How many lines in these records hold the string "name"? Reply with the number alone.

-- begin --

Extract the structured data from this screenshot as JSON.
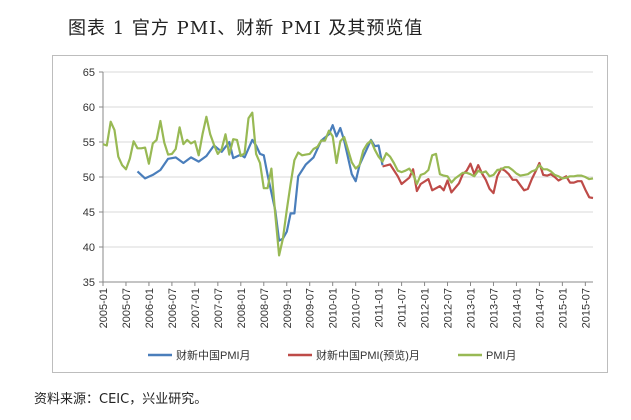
{
  "header": {
    "title": "图表 1   官方 PMI、财新 PMI 及其预览值"
  },
  "footer": {
    "source": "资料来源：CEIC，兴业研究。"
  },
  "chart_data": {
    "type": "line",
    "title": "",
    "xlabel": "",
    "ylabel": "",
    "ylim": [
      35,
      65
    ],
    "yticks": [
      35,
      40,
      45,
      50,
      55,
      60,
      65
    ],
    "x_start": "2005-01",
    "x_end": "2015-09",
    "x_tick_labels": [
      "2005-01",
      "2005-07",
      "2006-01",
      "2006-07",
      "2007-01",
      "2007-07",
      "2008-01",
      "2008-07",
      "2009-01",
      "2009-07",
      "2010-01",
      "2010-07",
      "2011-01",
      "2011-07",
      "2012-01",
      "2012-07",
      "2013-01",
      "2013-07",
      "2014-01",
      "2014-07",
      "2015-01",
      "2015-07"
    ],
    "grid": {
      "horizontal": true,
      "vertical": false
    },
    "legend_position": "bottom",
    "series": [
      {
        "name": "财新中国PMI月",
        "color": "#4a7ebb",
        "points": [
          [
            "2005-10",
            50.8
          ],
          [
            "2005-12",
            49.8
          ],
          [
            "2006-02",
            50.3
          ],
          [
            "2006-04",
            51.0
          ],
          [
            "2006-06",
            52.6
          ],
          [
            "2006-08",
            52.8
          ],
          [
            "2006-10",
            52.0
          ],
          [
            "2006-12",
            52.8
          ],
          [
            "2007-02",
            52.2
          ],
          [
            "2007-04",
            53.0
          ],
          [
            "2007-06",
            54.5
          ],
          [
            "2007-08",
            53.6
          ],
          [
            "2007-10",
            55.0
          ],
          [
            "2007-11",
            52.7
          ],
          [
            "2008-01",
            53.2
          ],
          [
            "2008-02",
            52.8
          ],
          [
            "2008-04",
            55.3
          ],
          [
            "2008-05",
            54.5
          ],
          [
            "2008-06",
            53.3
          ],
          [
            "2008-07",
            53.1
          ],
          [
            "2008-08",
            50.3
          ],
          [
            "2008-10",
            45.2
          ],
          [
            "2008-11",
            40.9
          ],
          [
            "2008-12",
            41.2
          ],
          [
            "2009-01",
            42.2
          ],
          [
            "2009-02",
            44.8
          ],
          [
            "2009-03",
            44.8
          ],
          [
            "2009-04",
            50.1
          ],
          [
            "2009-06",
            51.8
          ],
          [
            "2009-08",
            52.8
          ],
          [
            "2009-10",
            55.2
          ],
          [
            "2009-12",
            56.1
          ],
          [
            "2010-01",
            57.4
          ],
          [
            "2010-02",
            55.8
          ],
          [
            "2010-03",
            57.0
          ],
          [
            "2010-04",
            55.2
          ],
          [
            "2010-06",
            50.4
          ],
          [
            "2010-07",
            49.4
          ],
          [
            "2010-08",
            51.7
          ],
          [
            "2010-09",
            52.9
          ],
          [
            "2010-11",
            55.3
          ],
          [
            "2010-12",
            54.4
          ],
          [
            "2011-01",
            54.5
          ],
          [
            "2011-02",
            51.7
          ]
        ]
      },
      {
        "name": "财新中国PMI(预览)月",
        "color": "#be4b48",
        "points": [
          [
            "2011-02",
            51.5
          ],
          [
            "2011-04",
            51.8
          ],
          [
            "2011-06",
            50.1
          ],
          [
            "2011-07",
            49.0
          ],
          [
            "2011-09",
            49.9
          ],
          [
            "2011-10",
            51.1
          ],
          [
            "2011-11",
            48.0
          ],
          [
            "2011-12",
            49.0
          ],
          [
            "2012-02",
            49.7
          ],
          [
            "2012-03",
            48.1
          ],
          [
            "2012-05",
            48.7
          ],
          [
            "2012-06",
            48.1
          ],
          [
            "2012-07",
            49.5
          ],
          [
            "2012-08",
            47.8
          ],
          [
            "2012-10",
            49.1
          ],
          [
            "2012-11",
            50.4
          ],
          [
            "2012-12",
            50.9
          ],
          [
            "2013-01",
            51.9
          ],
          [
            "2013-02",
            50.4
          ],
          [
            "2013-03",
            51.7
          ],
          [
            "2013-04",
            50.5
          ],
          [
            "2013-05",
            49.6
          ],
          [
            "2013-06",
            48.3
          ],
          [
            "2013-07",
            47.7
          ],
          [
            "2013-08",
            50.1
          ],
          [
            "2013-09",
            51.2
          ],
          [
            "2013-10",
            50.9
          ],
          [
            "2013-11",
            50.4
          ],
          [
            "2013-12",
            49.6
          ],
          [
            "2014-01",
            49.6
          ],
          [
            "2014-03",
            48.1
          ],
          [
            "2014-04",
            48.3
          ],
          [
            "2014-05",
            49.7
          ],
          [
            "2014-06",
            50.8
          ],
          [
            "2014-07",
            52.0
          ],
          [
            "2014-08",
            50.3
          ],
          [
            "2014-09",
            50.2
          ],
          [
            "2014-10",
            50.4
          ],
          [
            "2014-11",
            50.0
          ],
          [
            "2014-12",
            49.5
          ],
          [
            "2015-01",
            49.8
          ],
          [
            "2015-02",
            50.1
          ],
          [
            "2015-03",
            49.2
          ],
          [
            "2015-04",
            49.2
          ],
          [
            "2015-05",
            49.4
          ],
          [
            "2015-06",
            49.4
          ],
          [
            "2015-07",
            48.2
          ],
          [
            "2015-08",
            47.1
          ],
          [
            "2015-09",
            47.0
          ]
        ]
      },
      {
        "name": "PMI月",
        "color": "#98b954",
        "points": [
          [
            "2005-01",
            54.7
          ],
          [
            "2005-02",
            54.5
          ],
          [
            "2005-03",
            57.9
          ],
          [
            "2005-04",
            56.7
          ],
          [
            "2005-05",
            52.9
          ],
          [
            "2005-06",
            51.7
          ],
          [
            "2005-07",
            51.1
          ],
          [
            "2005-08",
            52.6
          ],
          [
            "2005-09",
            55.1
          ],
          [
            "2005-10",
            54.1
          ],
          [
            "2005-11",
            54.1
          ],
          [
            "2005-12",
            54.2
          ],
          [
            "2006-01",
            51.9
          ],
          [
            "2006-02",
            54.8
          ],
          [
            "2006-03",
            55.3
          ],
          [
            "2006-04",
            58.0
          ],
          [
            "2006-05",
            54.9
          ],
          [
            "2006-06",
            53.2
          ],
          [
            "2006-07",
            53.3
          ],
          [
            "2006-08",
            54.0
          ],
          [
            "2006-09",
            57.1
          ],
          [
            "2006-10",
            54.7
          ],
          [
            "2006-11",
            55.3
          ],
          [
            "2006-12",
            54.8
          ],
          [
            "2007-01",
            55.1
          ],
          [
            "2007-02",
            53.1
          ],
          [
            "2007-03",
            56.1
          ],
          [
            "2007-04",
            58.6
          ],
          [
            "2007-05",
            56.1
          ],
          [
            "2007-06",
            54.6
          ],
          [
            "2007-07",
            53.3
          ],
          [
            "2007-08",
            54.0
          ],
          [
            "2007-09",
            56.1
          ],
          [
            "2007-10",
            53.2
          ],
          [
            "2007-11",
            55.4
          ],
          [
            "2007-12",
            55.3
          ],
          [
            "2008-01",
            53.0
          ],
          [
            "2008-02",
            53.4
          ],
          [
            "2008-03",
            58.4
          ],
          [
            "2008-04",
            59.2
          ],
          [
            "2008-05",
            53.3
          ],
          [
            "2008-06",
            52.0
          ],
          [
            "2008-07",
            48.4
          ],
          [
            "2008-08",
            48.4
          ],
          [
            "2008-09",
            51.2
          ],
          [
            "2008-10",
            44.6
          ],
          [
            "2008-11",
            38.8
          ],
          [
            "2008-12",
            41.2
          ],
          [
            "2009-01",
            45.3
          ],
          [
            "2009-02",
            49.0
          ],
          [
            "2009-03",
            52.4
          ],
          [
            "2009-04",
            53.5
          ],
          [
            "2009-05",
            53.1
          ],
          [
            "2009-06",
            53.2
          ],
          [
            "2009-07",
            53.3
          ],
          [
            "2009-08",
            54.0
          ],
          [
            "2009-09",
            54.3
          ],
          [
            "2009-10",
            55.2
          ],
          [
            "2009-11",
            55.2
          ],
          [
            "2009-12",
            56.6
          ],
          [
            "2010-01",
            55.8
          ],
          [
            "2010-02",
            52.0
          ],
          [
            "2010-03",
            55.1
          ],
          [
            "2010-04",
            55.7
          ],
          [
            "2010-05",
            53.9
          ],
          [
            "2010-06",
            52.1
          ],
          [
            "2010-07",
            51.2
          ],
          [
            "2010-08",
            51.7
          ],
          [
            "2010-09",
            53.8
          ],
          [
            "2010-10",
            54.7
          ],
          [
            "2010-11",
            55.2
          ],
          [
            "2010-12",
            53.9
          ],
          [
            "2011-01",
            52.9
          ],
          [
            "2011-02",
            52.2
          ],
          [
            "2011-03",
            53.4
          ],
          [
            "2011-04",
            52.9
          ],
          [
            "2011-05",
            52.0
          ],
          [
            "2011-06",
            50.9
          ],
          [
            "2011-07",
            50.7
          ],
          [
            "2011-08",
            50.9
          ],
          [
            "2011-09",
            51.2
          ],
          [
            "2011-10",
            50.4
          ],
          [
            "2011-11",
            49.0
          ],
          [
            "2011-12",
            50.3
          ],
          [
            "2012-01",
            50.5
          ],
          [
            "2012-02",
            51.0
          ],
          [
            "2012-03",
            53.1
          ],
          [
            "2012-04",
            53.3
          ],
          [
            "2012-05",
            50.4
          ],
          [
            "2012-06",
            50.2
          ],
          [
            "2012-07",
            50.1
          ],
          [
            "2012-08",
            49.2
          ],
          [
            "2012-09",
            49.8
          ],
          [
            "2012-10",
            50.2
          ],
          [
            "2012-11",
            50.6
          ],
          [
            "2012-12",
            50.6
          ],
          [
            "2013-01",
            50.4
          ],
          [
            "2013-02",
            50.1
          ],
          [
            "2013-03",
            50.9
          ],
          [
            "2013-04",
            50.6
          ],
          [
            "2013-05",
            50.8
          ],
          [
            "2013-06",
            50.1
          ],
          [
            "2013-07",
            50.3
          ],
          [
            "2013-08",
            51.0
          ],
          [
            "2013-09",
            51.1
          ],
          [
            "2013-10",
            51.4
          ],
          [
            "2013-11",
            51.4
          ],
          [
            "2013-12",
            51.0
          ],
          [
            "2014-01",
            50.5
          ],
          [
            "2014-02",
            50.2
          ],
          [
            "2014-03",
            50.3
          ],
          [
            "2014-04",
            50.4
          ],
          [
            "2014-05",
            50.8
          ],
          [
            "2014-06",
            51.0
          ],
          [
            "2014-07",
            51.7
          ],
          [
            "2014-08",
            51.1
          ],
          [
            "2014-09",
            51.1
          ],
          [
            "2014-10",
            50.8
          ],
          [
            "2014-11",
            50.3
          ],
          [
            "2014-12",
            50.1
          ],
          [
            "2015-01",
            49.8
          ],
          [
            "2015-02",
            49.9
          ],
          [
            "2015-03",
            50.1
          ],
          [
            "2015-04",
            50.1
          ],
          [
            "2015-05",
            50.2
          ],
          [
            "2015-06",
            50.2
          ],
          [
            "2015-07",
            50.0
          ],
          [
            "2015-08",
            49.7
          ],
          [
            "2015-09",
            49.8
          ]
        ]
      }
    ]
  }
}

-- end --

Written answer ▸ 3